Keep only the lines of the data below that contain "Adhesives", and copy them.

======== DATASET

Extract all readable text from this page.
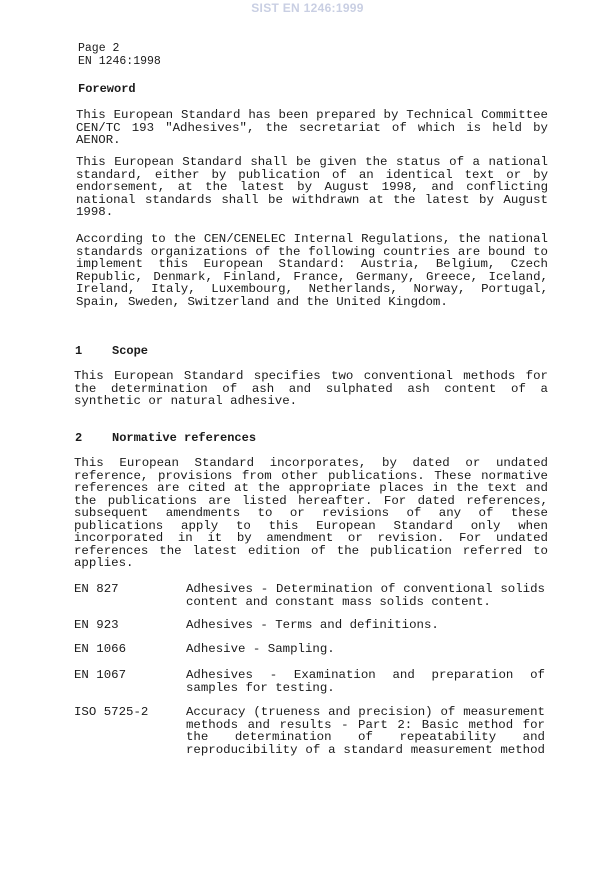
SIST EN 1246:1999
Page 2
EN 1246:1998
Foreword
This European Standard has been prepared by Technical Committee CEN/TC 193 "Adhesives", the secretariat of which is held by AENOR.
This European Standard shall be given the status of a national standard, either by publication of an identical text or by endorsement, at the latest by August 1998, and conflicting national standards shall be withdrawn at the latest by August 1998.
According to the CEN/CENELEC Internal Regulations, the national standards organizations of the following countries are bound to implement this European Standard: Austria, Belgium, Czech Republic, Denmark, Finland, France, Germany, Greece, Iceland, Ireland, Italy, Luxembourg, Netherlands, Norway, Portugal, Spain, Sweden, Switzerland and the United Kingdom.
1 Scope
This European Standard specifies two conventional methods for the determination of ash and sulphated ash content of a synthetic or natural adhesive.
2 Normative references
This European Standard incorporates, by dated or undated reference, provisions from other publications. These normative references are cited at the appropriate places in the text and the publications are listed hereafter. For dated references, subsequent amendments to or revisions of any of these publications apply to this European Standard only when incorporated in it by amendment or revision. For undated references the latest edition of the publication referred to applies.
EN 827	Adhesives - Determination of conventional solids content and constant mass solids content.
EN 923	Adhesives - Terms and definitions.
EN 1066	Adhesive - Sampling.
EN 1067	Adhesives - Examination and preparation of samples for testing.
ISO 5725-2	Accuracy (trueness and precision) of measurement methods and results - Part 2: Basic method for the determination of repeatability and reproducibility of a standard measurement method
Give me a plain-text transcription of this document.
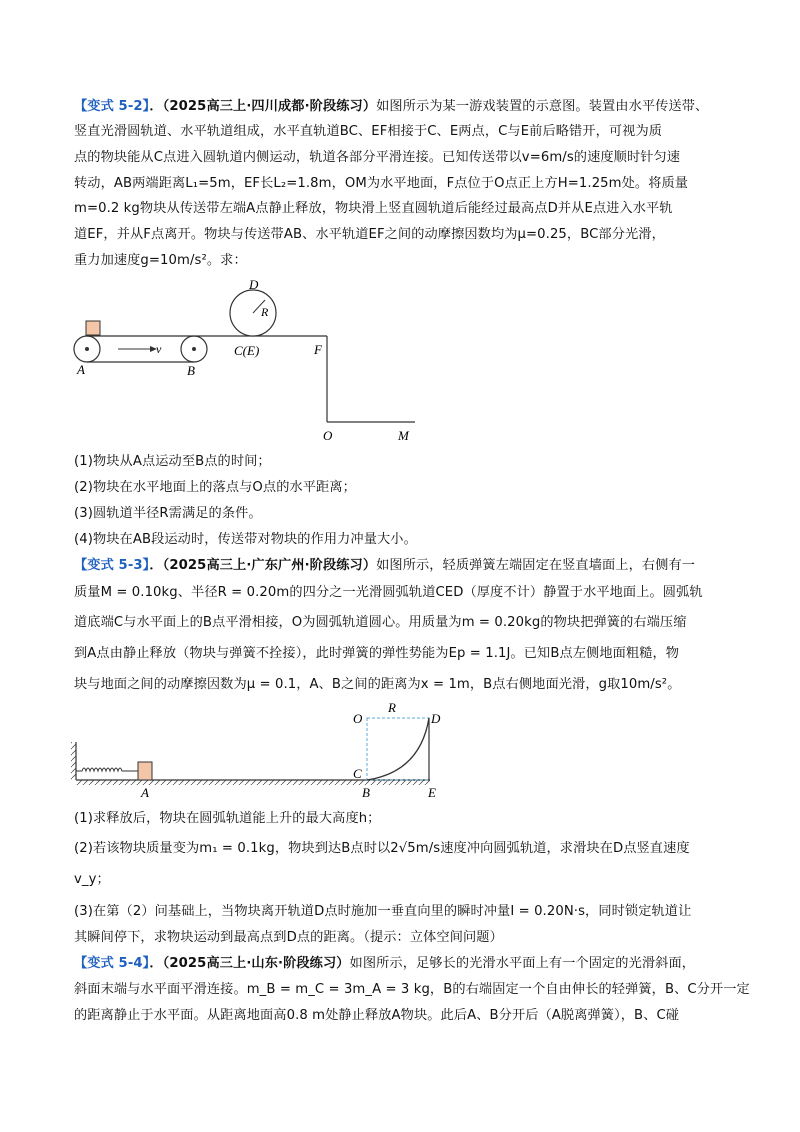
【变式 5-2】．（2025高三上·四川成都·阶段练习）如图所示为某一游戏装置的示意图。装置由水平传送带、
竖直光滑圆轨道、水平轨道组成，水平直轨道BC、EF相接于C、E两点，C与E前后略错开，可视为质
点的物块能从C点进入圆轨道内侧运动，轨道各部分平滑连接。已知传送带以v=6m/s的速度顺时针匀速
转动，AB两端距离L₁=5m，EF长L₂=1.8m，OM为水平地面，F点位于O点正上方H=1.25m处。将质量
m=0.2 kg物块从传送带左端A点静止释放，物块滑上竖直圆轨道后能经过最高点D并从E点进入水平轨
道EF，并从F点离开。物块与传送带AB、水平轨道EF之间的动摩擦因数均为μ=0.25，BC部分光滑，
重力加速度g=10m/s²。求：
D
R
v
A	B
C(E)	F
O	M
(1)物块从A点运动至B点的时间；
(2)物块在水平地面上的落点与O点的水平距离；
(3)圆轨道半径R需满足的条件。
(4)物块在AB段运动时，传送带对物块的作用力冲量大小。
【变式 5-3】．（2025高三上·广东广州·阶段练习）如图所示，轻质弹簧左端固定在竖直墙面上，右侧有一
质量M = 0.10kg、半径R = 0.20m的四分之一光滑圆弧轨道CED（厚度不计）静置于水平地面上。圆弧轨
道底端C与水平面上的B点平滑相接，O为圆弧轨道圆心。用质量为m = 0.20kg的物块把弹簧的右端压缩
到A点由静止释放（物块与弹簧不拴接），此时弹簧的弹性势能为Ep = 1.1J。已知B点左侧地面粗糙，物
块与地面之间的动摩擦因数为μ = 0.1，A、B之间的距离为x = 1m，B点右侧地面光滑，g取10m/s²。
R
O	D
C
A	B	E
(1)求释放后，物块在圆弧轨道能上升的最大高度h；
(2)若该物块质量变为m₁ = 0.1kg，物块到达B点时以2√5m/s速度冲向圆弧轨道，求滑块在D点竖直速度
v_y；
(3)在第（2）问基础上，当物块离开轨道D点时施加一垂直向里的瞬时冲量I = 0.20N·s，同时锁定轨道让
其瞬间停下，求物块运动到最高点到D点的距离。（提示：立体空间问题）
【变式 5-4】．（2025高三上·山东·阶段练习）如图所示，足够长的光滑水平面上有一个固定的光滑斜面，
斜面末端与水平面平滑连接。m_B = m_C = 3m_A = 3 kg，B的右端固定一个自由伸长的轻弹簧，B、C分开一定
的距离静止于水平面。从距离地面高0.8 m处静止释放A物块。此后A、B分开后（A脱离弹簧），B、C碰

================
======== DATASET

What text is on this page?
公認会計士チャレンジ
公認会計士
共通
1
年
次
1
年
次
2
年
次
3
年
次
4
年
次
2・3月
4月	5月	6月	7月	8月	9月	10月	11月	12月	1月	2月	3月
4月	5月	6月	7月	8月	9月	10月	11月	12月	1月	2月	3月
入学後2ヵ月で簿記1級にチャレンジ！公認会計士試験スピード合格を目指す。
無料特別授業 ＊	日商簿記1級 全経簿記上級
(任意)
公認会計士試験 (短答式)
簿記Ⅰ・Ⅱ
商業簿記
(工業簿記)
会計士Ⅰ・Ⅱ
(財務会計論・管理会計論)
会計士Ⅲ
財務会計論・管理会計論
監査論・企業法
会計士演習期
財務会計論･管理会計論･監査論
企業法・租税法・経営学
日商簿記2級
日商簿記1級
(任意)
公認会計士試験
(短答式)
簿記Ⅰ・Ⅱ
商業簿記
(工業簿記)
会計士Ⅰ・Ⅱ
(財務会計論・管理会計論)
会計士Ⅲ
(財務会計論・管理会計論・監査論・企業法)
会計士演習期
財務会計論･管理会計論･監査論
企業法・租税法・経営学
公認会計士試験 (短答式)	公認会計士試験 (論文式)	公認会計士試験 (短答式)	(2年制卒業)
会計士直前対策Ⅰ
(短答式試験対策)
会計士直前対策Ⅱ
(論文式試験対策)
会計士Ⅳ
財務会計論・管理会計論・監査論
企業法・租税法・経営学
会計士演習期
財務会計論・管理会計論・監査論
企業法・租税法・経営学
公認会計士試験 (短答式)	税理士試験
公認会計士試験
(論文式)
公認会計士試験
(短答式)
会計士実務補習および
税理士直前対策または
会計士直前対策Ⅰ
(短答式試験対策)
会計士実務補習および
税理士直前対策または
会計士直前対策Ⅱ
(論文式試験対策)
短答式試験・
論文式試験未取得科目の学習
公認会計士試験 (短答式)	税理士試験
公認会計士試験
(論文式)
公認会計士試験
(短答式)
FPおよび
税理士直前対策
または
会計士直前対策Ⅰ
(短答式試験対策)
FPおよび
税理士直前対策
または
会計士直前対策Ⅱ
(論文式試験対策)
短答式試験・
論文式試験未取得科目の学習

================

- EXPECTED ANSWER:
This European Standard has been prepared by Technical Committee CEN/TC 193 "Adhesives", the secretariat of which is held by AENOR.
EN 827	Adhesives - Determination of conventional solids content and constant mass solids content.
EN 923	Adhesives - Terms and definitions.
EN 1067	Adhesives - Examination and preparation of samples for testing.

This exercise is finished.